● **DIRECTIONS**: Transcribe each record below word for word.

* START *

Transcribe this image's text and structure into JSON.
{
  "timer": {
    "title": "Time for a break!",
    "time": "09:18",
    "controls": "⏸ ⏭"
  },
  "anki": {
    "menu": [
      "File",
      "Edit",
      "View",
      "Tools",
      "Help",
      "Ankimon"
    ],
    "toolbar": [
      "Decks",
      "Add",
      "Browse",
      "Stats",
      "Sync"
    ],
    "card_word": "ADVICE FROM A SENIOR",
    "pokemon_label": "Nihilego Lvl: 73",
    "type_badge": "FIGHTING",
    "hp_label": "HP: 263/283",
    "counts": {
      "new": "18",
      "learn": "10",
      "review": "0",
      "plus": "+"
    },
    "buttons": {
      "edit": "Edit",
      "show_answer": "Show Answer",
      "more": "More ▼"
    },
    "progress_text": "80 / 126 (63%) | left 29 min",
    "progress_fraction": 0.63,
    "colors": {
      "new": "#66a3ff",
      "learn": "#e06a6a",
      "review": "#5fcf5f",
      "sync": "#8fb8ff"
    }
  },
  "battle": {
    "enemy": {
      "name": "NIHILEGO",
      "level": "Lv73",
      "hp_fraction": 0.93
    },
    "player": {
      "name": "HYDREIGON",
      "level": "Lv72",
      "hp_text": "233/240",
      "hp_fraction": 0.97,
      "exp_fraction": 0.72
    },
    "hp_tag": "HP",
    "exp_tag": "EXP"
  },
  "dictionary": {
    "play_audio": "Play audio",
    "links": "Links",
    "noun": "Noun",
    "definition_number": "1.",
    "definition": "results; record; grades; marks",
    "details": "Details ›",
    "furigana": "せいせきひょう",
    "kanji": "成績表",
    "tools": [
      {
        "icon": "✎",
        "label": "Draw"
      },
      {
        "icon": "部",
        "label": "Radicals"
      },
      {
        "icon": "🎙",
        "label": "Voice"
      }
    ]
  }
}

* END *

● **THE SOLUTION**:
Transcribe this image's text and structure into JSON.
{
  "timer": {
    "title": "Time for a break!",
    "time": "09:18",
    "controls": "⏸ ⏭"
  },
  "anki": {
    "menu": [
      "File",
      "Edit",
      "View",
      "Tools",
      "Help",
      "Ankimon"
    ],
    "toolbar": [
      "Decks",
      "Add",
      "Browse",
      "Stats",
      "Sync"
    ],
    "card_word": "ADVICE FROM A SENIOR",
    "pokemon_label": "Nihilego Lvl: 73",
    "type_badge": "FIGHTING",
    "hp_label": "HP: 263/283",
    "counts": {
      "new": "18",
      "learn": "10",
      "review": "0",
      "plus": "+"
    },
    "buttons": {
      "edit": "Edit",
      "show_answer": "Show Answer",
      "more": "More ▼"
    },
    "progress_text": "80 / 126 (63%) | left 29 min",
    "progress_fraction": 0.63,
    "colors": {
      "new": "#66a3ff",
      "learn": "#e06a6a",
      "review": "#5fcf5f",
      "sync": "#8fb8ff"
    }
  },
  "battle": {
    "enemy": {
      "name": "NIHILEGO",
      "level": "Lv73",
      "hp_fraction": 0.93
    },
    "player": {
      "name": "HYDREIGON",
      "level": "Lv72",
      "hp_text": "233/240",
      "hp_fraction": 0.97,
      "exp_fraction": 0.72
    },
    "hp_tag": "HP",
    "exp_tag": "EXP"
  },
  "dictionary": {
    "play_audio": "Play audio",
    "links": "Links",
    "noun": "Noun",
    "definition_number": "1.",
    "definition": "results; record; grades; marks",
    "details": "Details ›",
    "furigana": "せいせきひょう",
    "kanji": "成績表",
    "tools": [
      {
        "icon": "✎",
        "label": "Draw"
      },
      {
        "icon": "部",
        "label": "Radicals"
      },
      {
        "icon": "🎙",
        "label": "Voice"
      }
    ]
  }
}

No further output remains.